> **SHORT EXERCISE**: Go through the material and write it all out exactly, minus the pictures.

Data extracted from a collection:

———

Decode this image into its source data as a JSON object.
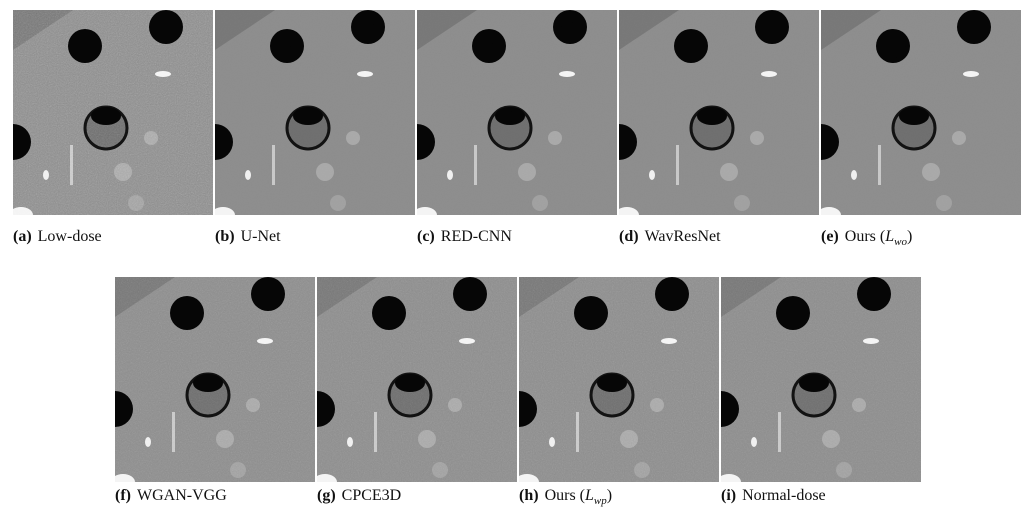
{
  "figure": {
    "panels": [
      {
        "label": "(a)",
        "text": "Low-dose"
      },
      {
        "label": "(b)",
        "text": "U-Net"
      },
      {
        "label": "(c)",
        "text": "RED-CNN"
      },
      {
        "label": "(d)",
        "text": "WavResNet"
      },
      {
        "label": "(e)",
        "text": "Ours",
        "math": {
          "base": "L",
          "sub": "wo"
        }
      },
      {
        "label": "(f)",
        "text": "WGAN-VGG"
      },
      {
        "label": "(g)",
        "text": "CPCE3D"
      },
      {
        "label": "(h)",
        "text": "Ours",
        "math": {
          "base": "L",
          "sub": "wp"
        }
      },
      {
        "label": "(i)",
        "text": "Normal-dose"
      }
    ]
  }
}
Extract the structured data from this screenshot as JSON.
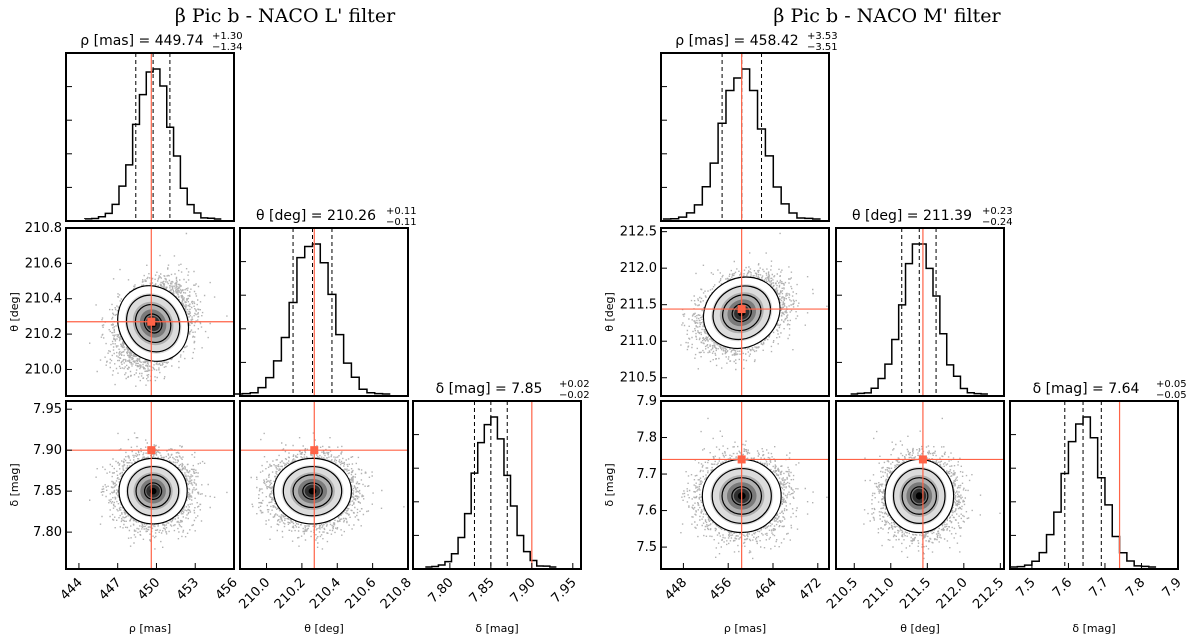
{
  "chart_data": [
    {
      "type": "corner",
      "title": "β Pic b - NACO L' filter",
      "truth_color": "#ff6347",
      "params": [
        {
          "symbol": "ρ",
          "unit": "[mas]",
          "label": "ρ [mas]",
          "median": 449.74,
          "plus": 1.3,
          "minus": 1.34,
          "median_text": "449.74",
          "plus_text": "+1.30",
          "minus_text": "−1.34",
          "range": [
            443.0,
            456.0
          ],
          "ticks": [
            444,
            447,
            450,
            453,
            456
          ],
          "truth": 449.6
        },
        {
          "symbol": "θ",
          "unit": "[deg]",
          "label": "θ [deg]",
          "median": 210.26,
          "plus": 0.11,
          "minus": 0.11,
          "median_text": "210.26",
          "plus_text": "+0.11",
          "minus_text": "−0.11",
          "range": [
            209.85,
            210.8
          ],
          "ticks": [
            210.0,
            210.2,
            210.4,
            210.6,
            210.8
          ],
          "truth": 210.27
        },
        {
          "symbol": "δ",
          "unit": "[mag]",
          "label": "δ [mag]",
          "median": 7.85,
          "plus": 0.02,
          "minus": 0.02,
          "median_text": "7.85",
          "plus_text": "+0.02",
          "minus_text": "−0.02",
          "range": [
            7.755,
            7.96
          ],
          "ticks": [
            7.8,
            7.85,
            7.9,
            7.95
          ],
          "truth": 7.9
        }
      ],
      "tick_labels": [
        [
          "444",
          "447",
          "450",
          "453",
          "456"
        ],
        [
          "210.0",
          "210.2",
          "210.4",
          "210.6",
          "210.8"
        ],
        [
          "7.80",
          "7.85",
          "7.90",
          "7.95"
        ]
      ],
      "hist_peak_bin_fraction": [
        0.3,
        0.2,
        0.18
      ]
    },
    {
      "type": "corner",
      "title": "β Pic b - NACO M' filter",
      "truth_color": "#ff6347",
      "params": [
        {
          "symbol": "ρ",
          "unit": "[mas]",
          "label": "ρ [mas]",
          "median": 458.42,
          "plus": 3.53,
          "minus": 3.51,
          "median_text": "458.42",
          "plus_text": "+3.53",
          "minus_text": "−3.51",
          "range": [
            444.0,
            474.0
          ],
          "ticks": [
            448,
            456,
            464,
            472
          ],
          "truth": 458.4
        },
        {
          "symbol": "θ",
          "unit": "[deg]",
          "label": "θ [deg]",
          "median": 211.39,
          "plus": 0.23,
          "minus": 0.24,
          "median_text": "211.39",
          "plus_text": "+0.23",
          "minus_text": "−0.24",
          "range": [
            210.25,
            212.55
          ],
          "ticks": [
            210.5,
            211.0,
            211.5,
            212.0,
            212.5
          ],
          "truth": 211.44
        },
        {
          "symbol": "δ",
          "unit": "[mag]",
          "label": "δ [mag]",
          "median": 7.64,
          "plus": 0.05,
          "minus": 0.05,
          "median_text": "7.64",
          "plus_text": "+0.05",
          "minus_text": "−0.05",
          "range": [
            7.44,
            7.9
          ],
          "ticks": [
            7.5,
            7.6,
            7.7,
            7.8,
            7.9
          ],
          "truth": 7.74
        }
      ],
      "tick_labels": [
        [
          "448",
          "456",
          "464",
          "472"
        ],
        [
          "210.5",
          "211.0",
          "211.5",
          "212.0",
          "212.5"
        ],
        [
          "7.5",
          "7.6",
          "7.7",
          "7.8",
          "7.9"
        ]
      ],
      "hist_peak_bin_fraction": [
        0.11,
        0.15,
        0.19
      ]
    }
  ]
}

———

> **EXPECTED ANSWER**:
Decode this image into its source data as a JSON object.
{
  "figure": {
    "panels": [
      {
        "label": "(a)",
        "text": "Low-dose"
      },
      {
        "label": "(b)",
        "text": "U-Net"
      },
      {
        "label": "(c)",
        "text": "RED-CNN"
      },
      {
        "label": "(d)",
        "text": "WavResNet"
      },
      {
        "label": "(e)",
        "text": "Ours",
        "math": {
          "base": "L",
          "sub": "wo"
        }
      },
      {
        "label": "(f)",
        "text": "WGAN-VGG"
      },
      {
        "label": "(g)",
        "text": "CPCE3D"
      },
      {
        "label": "(h)",
        "text": "Ours",
        "math": {
          "base": "L",
          "sub": "wp"
        }
      },
      {
        "label": "(i)",
        "text": "Normal-dose"
      }
    ]
  }
}
Extract the structured data from this screenshot as JSON.
{
  "chart_data": [
    {
      "type": "corner",
      "title": "β Pic b - NACO L' filter",
      "truth_color": "#ff6347",
      "params": [
        {
          "symbol": "ρ",
          "unit": "[mas]",
          "label": "ρ [mas]",
          "median": 449.74,
          "plus": 1.3,
          "minus": 1.34,
          "median_text": "449.74",
          "plus_text": "+1.30",
          "minus_text": "−1.34",
          "range": [
            443.0,
            456.0
          ],
          "ticks": [
            444,
            447,
            450,
            453,
            456
          ],
          "truth": 449.6
        },
        {
          "symbol": "θ",
          "unit": "[deg]",
          "label": "θ [deg]",
          "median": 210.26,
          "plus": 0.11,
          "minus": 0.11,
          "median_text": "210.26",
          "plus_text": "+0.11",
          "minus_text": "−0.11",
          "range": [
            209.85,
            210.8
          ],
          "ticks": [
            210.0,
            210.2,
            210.4,
            210.6,
            210.8
          ],
          "truth": 210.27
        },
        {
          "symbol": "δ",
          "unit": "[mag]",
          "label": "δ [mag]",
          "median": 7.85,
          "plus": 0.02,
          "minus": 0.02,
          "median_text": "7.85",
          "plus_text": "+0.02",
          "minus_text": "−0.02",
          "range": [
            7.755,
            7.96
          ],
          "ticks": [
            7.8,
            7.85,
            7.9,
            7.95
          ],
          "truth": 7.9
        }
      ],
      "tick_labels": [
        [
          "444",
          "447",
          "450",
          "453",
          "456"
        ],
        [
          "210.0",
          "210.2",
          "210.4",
          "210.6",
          "210.8"
        ],
        [
          "7.80",
          "7.85",
          "7.90",
          "7.95"
        ]
      ],
      "hist_peak_bin_fraction": [
        0.3,
        0.2,
        0.18
      ]
    },
    {
      "type": "corner",
      "title": "β Pic b - NACO M' filter",
      "truth_color": "#ff6347",
      "params": [
        {
          "symbol": "ρ",
          "unit": "[mas]",
          "label": "ρ [mas]",
          "median": 458.42,
          "plus": 3.53,
          "minus": 3.51,
          "median_text": "458.42",
          "plus_text": "+3.53",
          "minus_text": "−3.51",
          "range": [
            444.0,
            474.0
          ],
          "ticks": [
            448,
            456,
            464,
            472
          ],
          "truth": 458.4
        },
        {
          "symbol": "θ",
          "unit": "[deg]",
          "label": "θ [deg]",
          "median": 211.39,
          "plus": 0.23,
          "minus": 0.24,
          "median_text": "211.39",
          "plus_text": "+0.23",
          "minus_text": "−0.24",
          "range": [
            210.25,
            212.55
          ],
          "ticks": [
            210.5,
            211.0,
            211.5,
            212.0,
            212.5
          ],
          "truth": 211.44
        },
        {
          "symbol": "δ",
          "unit": "[mag]",
          "label": "δ [mag]",
          "median": 7.64,
          "plus": 0.05,
          "minus": 0.05,
          "median_text": "7.64",
          "plus_text": "+0.05",
          "minus_text": "−0.05",
          "range": [
            7.44,
            7.9
          ],
          "ticks": [
            7.5,
            7.6,
            7.7,
            7.8,
            7.9
          ],
          "truth": 7.74
        }
      ],
      "tick_labels": [
        [
          "448",
          "456",
          "464",
          "472"
        ],
        [
          "210.5",
          "211.0",
          "211.5",
          "212.0",
          "212.5"
        ],
        [
          "7.5",
          "7.6",
          "7.7",
          "7.8",
          "7.9"
        ]
      ],
      "hist_peak_bin_fraction": [
        0.11,
        0.15,
        0.19
      ]
    }
  ]
}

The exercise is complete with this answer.